Supplied records:
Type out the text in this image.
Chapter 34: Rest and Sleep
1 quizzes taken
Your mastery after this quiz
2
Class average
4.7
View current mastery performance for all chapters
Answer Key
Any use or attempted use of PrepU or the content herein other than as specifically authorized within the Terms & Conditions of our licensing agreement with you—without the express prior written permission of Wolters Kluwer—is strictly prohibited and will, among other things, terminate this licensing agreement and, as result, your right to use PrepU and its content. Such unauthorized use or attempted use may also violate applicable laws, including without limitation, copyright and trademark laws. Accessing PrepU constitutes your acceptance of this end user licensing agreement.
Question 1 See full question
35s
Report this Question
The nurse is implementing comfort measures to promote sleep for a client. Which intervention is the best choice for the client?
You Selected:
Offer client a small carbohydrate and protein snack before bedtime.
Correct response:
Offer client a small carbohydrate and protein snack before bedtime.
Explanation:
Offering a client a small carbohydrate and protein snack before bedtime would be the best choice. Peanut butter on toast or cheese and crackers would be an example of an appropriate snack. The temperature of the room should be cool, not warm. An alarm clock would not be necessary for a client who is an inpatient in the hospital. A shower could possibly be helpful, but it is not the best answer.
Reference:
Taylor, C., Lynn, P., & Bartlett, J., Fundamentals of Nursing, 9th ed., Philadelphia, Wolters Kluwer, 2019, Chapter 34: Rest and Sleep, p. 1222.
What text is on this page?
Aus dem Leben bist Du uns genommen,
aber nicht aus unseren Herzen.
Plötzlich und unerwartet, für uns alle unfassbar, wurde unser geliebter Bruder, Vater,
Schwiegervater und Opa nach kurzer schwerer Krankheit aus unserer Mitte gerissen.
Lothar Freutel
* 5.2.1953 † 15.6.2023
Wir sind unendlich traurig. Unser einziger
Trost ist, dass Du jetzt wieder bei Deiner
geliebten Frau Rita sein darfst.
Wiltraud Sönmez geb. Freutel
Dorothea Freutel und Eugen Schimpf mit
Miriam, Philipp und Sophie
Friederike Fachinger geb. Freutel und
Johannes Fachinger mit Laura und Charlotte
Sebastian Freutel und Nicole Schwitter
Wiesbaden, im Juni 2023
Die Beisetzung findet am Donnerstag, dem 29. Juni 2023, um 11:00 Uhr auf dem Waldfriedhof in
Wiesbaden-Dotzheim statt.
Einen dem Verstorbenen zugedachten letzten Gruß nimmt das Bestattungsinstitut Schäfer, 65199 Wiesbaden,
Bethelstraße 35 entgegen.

Aim of the task:
Give all of the material again, exactly.

Exercise answer:
Type out the text in this image.
Chapter 34: Rest and Sleep
1 quizzes taken
Your mastery after this quiz
2
Class average
4.7
View current mastery performance for all chapters
Answer Key
Any use or attempted use of PrepU or the content herein other than as specifically authorized within the Terms & Conditions of our licensing agreement with you—without the express prior written permission of Wolters Kluwer—is strictly prohibited and will, among other things, terminate this licensing agreement and, as result, your right to use PrepU and its content. Such unauthorized use or attempted use may also violate applicable laws, including without limitation, copyright and trademark laws. Accessing PrepU constitutes your acceptance of this end user licensing agreement.
Question 1 See full question
35s
Report this Question
The nurse is implementing comfort measures to promote sleep for a client. Which intervention is the best choice for the client?
You Selected:
Offer client a small carbohydrate and protein snack before bedtime.
Correct response:
Offer client a small carbohydrate and protein snack before bedtime.
Explanation:
Offering a client a small carbohydrate and protein snack before bedtime would be the best choice. Peanut butter on toast or cheese and crackers would be an example of an appropriate snack. The temperature of the room should be cool, not warm. An alarm clock would not be necessary for a client who is an inpatient in the hospital. A shower could possibly be helpful, but it is not the best answer.
Reference:
Taylor, C., Lynn, P., & Bartlett, J., Fundamentals of Nursing, 9th ed., Philadelphia, Wolters Kluwer, 2019, Chapter 34: Rest and Sleep, p. 1222.
What text is on this page?
Aus dem Leben bist Du uns genommen,
aber nicht aus unseren Herzen.
Plötzlich und unerwartet, für uns alle unfassbar, wurde unser geliebter Bruder, Vater,
Schwiegervater und Opa nach kurzer schwerer Krankheit aus unserer Mitte gerissen.
Lothar Freutel
* 5.2.1953 † 15.6.2023
Wir sind unendlich traurig. Unser einziger
Trost ist, dass Du jetzt wieder bei Deiner
geliebten Frau Rita sein darfst.
Wiltraud Sönmez geb. Freutel
Dorothea Freutel und Eugen Schimpf mit
Miriam, Philipp und Sophie
Friederike Fachinger geb. Freutel und
Johannes Fachinger mit Laura und Charlotte
Sebastian Freutel und Nicole Schwitter
Wiesbaden, im Juni 2023
Die Beisetzung findet am Donnerstag, dem 29. Juni 2023, um 11:00 Uhr auf dem Waldfriedhof in
Wiesbaden-Dotzheim statt.
Einen dem Verstorbenen zugedachten letzten Gruß nimmt das Bestattungsinstitut Schäfer, 65199 Wiesbaden,
Bethelstraße 35 entgegen.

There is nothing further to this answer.